▶ [Brief]: Reproduce the data in its entirety, exactly as supplied.

Figure content listings:
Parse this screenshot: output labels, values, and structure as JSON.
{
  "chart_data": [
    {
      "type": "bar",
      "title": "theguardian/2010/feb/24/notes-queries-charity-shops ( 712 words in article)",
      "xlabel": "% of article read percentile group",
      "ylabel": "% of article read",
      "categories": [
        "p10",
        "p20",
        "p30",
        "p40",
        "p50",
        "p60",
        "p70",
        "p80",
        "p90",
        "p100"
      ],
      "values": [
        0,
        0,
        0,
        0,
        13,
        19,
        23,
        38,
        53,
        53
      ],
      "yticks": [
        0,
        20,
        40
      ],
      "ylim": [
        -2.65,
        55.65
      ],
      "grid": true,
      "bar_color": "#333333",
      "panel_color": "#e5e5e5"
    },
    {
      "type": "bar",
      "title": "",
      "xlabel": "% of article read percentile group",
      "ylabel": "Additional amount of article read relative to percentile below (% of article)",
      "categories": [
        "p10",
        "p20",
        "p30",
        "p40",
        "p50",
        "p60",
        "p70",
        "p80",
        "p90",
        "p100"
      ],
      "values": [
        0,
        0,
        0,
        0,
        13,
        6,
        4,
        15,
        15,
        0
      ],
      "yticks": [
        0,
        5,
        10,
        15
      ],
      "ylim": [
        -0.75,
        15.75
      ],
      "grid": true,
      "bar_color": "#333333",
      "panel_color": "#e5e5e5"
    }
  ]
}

▶ [Response below]:
Parse this screenshot: output labels, values, and structure as JSON.
{
  "chart_data": [
    {
      "type": "bar",
      "title": "theguardian/2010/feb/24/notes-queries-charity-shops ( 712 words in article)",
      "xlabel": "% of article read percentile group",
      "ylabel": "% of article read",
      "categories": [
        "p10",
        "p20",
        "p30",
        "p40",
        "p50",
        "p60",
        "p70",
        "p80",
        "p90",
        "p100"
      ],
      "values": [
        0,
        0,
        0,
        0,
        13,
        19,
        23,
        38,
        53,
        53
      ],
      "yticks": [
        0,
        20,
        40
      ],
      "ylim": [
        -2.65,
        55.65
      ],
      "grid": true,
      "bar_color": "#333333",
      "panel_color": "#e5e5e5"
    },
    {
      "type": "bar",
      "title": "",
      "xlabel": "% of article read percentile group",
      "ylabel": "Additional amount of article read relative to percentile below (% of article)",
      "categories": [
        "p10",
        "p20",
        "p30",
        "p40",
        "p50",
        "p60",
        "p70",
        "p80",
        "p90",
        "p100"
      ],
      "values": [
        0,
        0,
        0,
        0,
        13,
        6,
        4,
        15,
        15,
        0
      ],
      "yticks": [
        0,
        5,
        10,
        15
      ],
      "ylim": [
        -0.75,
        15.75
      ],
      "grid": true,
      "bar_color": "#333333",
      "panel_color": "#e5e5e5"
    }
  ]
}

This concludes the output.